■ MATERIAL FOR THIS EXERCISE ■
┄┄┄┄┄┄┄┄┄┄

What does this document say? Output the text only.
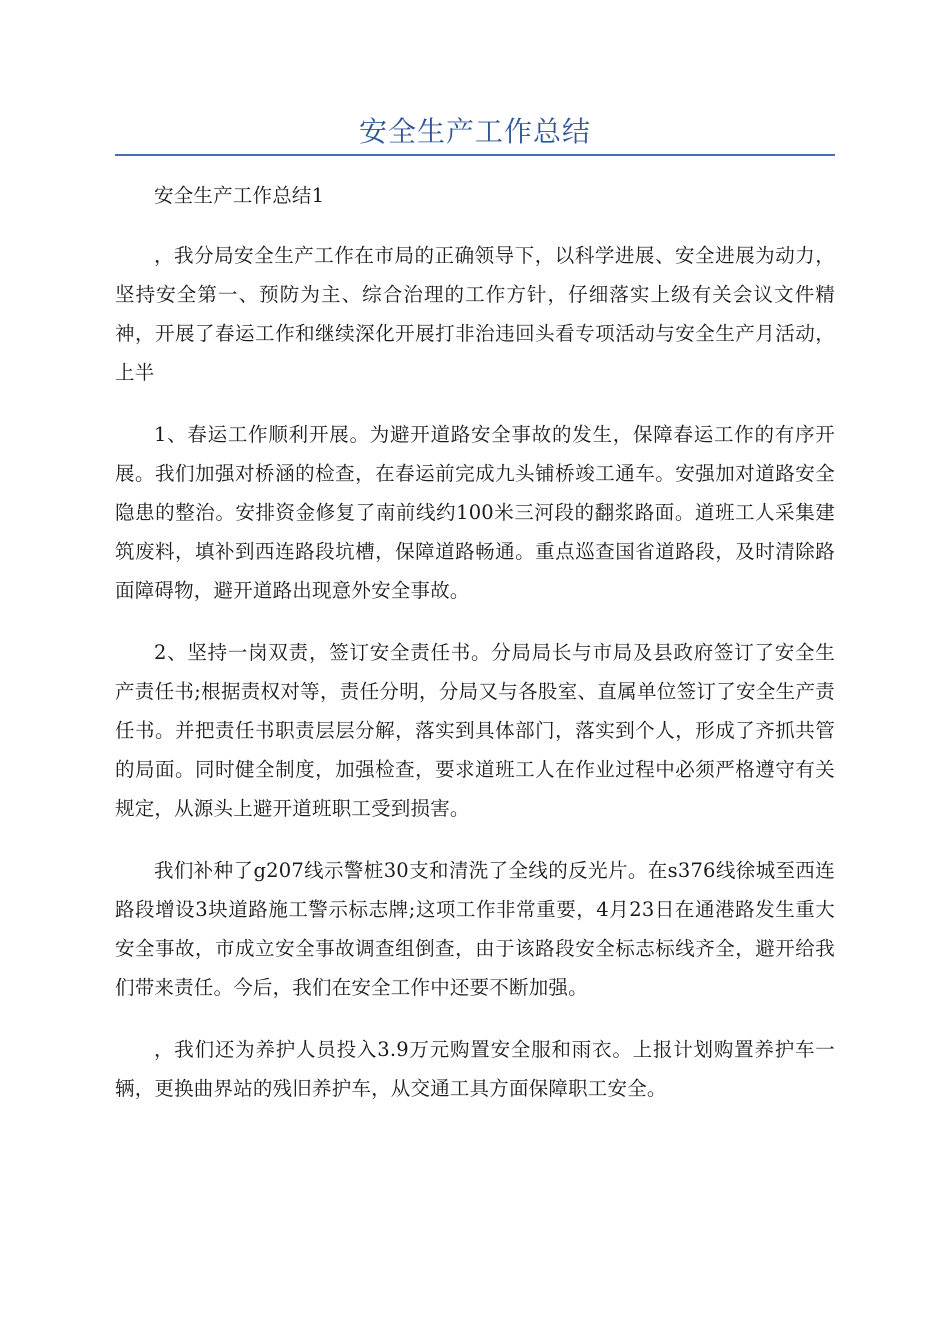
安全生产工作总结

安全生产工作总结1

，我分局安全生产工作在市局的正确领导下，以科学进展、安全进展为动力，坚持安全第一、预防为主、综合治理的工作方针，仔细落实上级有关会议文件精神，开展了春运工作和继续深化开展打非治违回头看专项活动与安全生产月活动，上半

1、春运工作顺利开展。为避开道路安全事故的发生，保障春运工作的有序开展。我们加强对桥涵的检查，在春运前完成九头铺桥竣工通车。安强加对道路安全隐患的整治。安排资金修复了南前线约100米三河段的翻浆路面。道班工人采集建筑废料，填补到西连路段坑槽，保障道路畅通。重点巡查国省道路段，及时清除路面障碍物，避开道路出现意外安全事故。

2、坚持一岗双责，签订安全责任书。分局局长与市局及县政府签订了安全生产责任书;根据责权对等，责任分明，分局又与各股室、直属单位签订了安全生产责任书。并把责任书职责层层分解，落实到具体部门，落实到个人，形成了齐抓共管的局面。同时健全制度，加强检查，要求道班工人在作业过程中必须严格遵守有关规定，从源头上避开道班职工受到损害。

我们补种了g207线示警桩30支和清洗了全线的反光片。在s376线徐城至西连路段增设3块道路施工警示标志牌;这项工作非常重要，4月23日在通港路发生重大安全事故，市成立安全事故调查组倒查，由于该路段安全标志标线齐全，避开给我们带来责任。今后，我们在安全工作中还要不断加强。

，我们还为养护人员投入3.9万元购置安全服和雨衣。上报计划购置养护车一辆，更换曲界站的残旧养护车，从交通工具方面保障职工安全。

┄┄┄┄┄┄┄┄┄┄

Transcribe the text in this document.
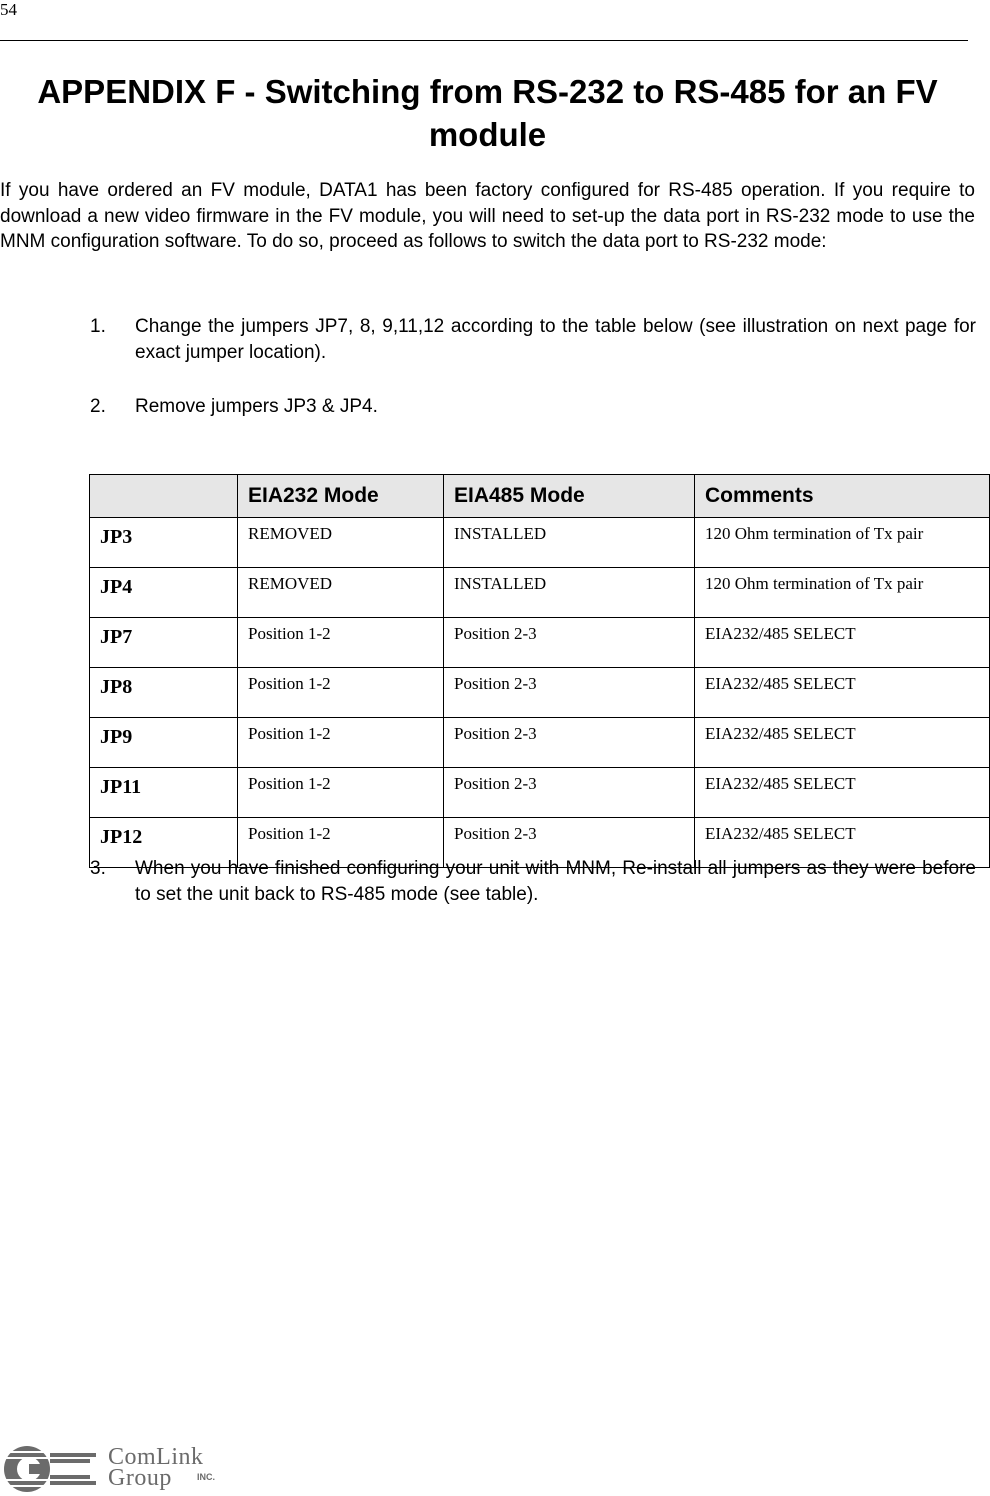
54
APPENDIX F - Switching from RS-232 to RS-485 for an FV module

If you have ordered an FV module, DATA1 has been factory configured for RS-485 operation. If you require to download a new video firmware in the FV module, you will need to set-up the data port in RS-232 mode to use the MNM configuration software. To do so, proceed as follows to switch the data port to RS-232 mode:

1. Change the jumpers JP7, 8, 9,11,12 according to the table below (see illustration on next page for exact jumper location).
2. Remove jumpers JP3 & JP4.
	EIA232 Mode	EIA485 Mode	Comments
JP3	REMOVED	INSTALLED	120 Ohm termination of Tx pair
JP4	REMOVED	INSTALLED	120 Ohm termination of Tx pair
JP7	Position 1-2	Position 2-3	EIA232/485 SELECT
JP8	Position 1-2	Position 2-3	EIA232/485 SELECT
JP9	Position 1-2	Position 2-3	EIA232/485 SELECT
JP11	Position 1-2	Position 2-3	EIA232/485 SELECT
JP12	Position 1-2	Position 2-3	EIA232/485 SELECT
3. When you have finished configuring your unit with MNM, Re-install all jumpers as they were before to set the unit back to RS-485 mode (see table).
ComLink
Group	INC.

┄┄┄┄┄┄┄┄┄┄

■ WRITTEN REQUEST ■
Check each line of the records for the word "jumpers", and show the lines that contain it.

■ TASK RESPONSE ■
1. Change the jumpers JP7, 8, 9,11,12 according to the table below (see illustration on next page for exact jumper location).
2. Remove jumpers JP3 & JP4.
3. When you have finished configuring your unit with MNM, Re-install all jumpers as they were before to set the unit back to RS-485 mode (see table).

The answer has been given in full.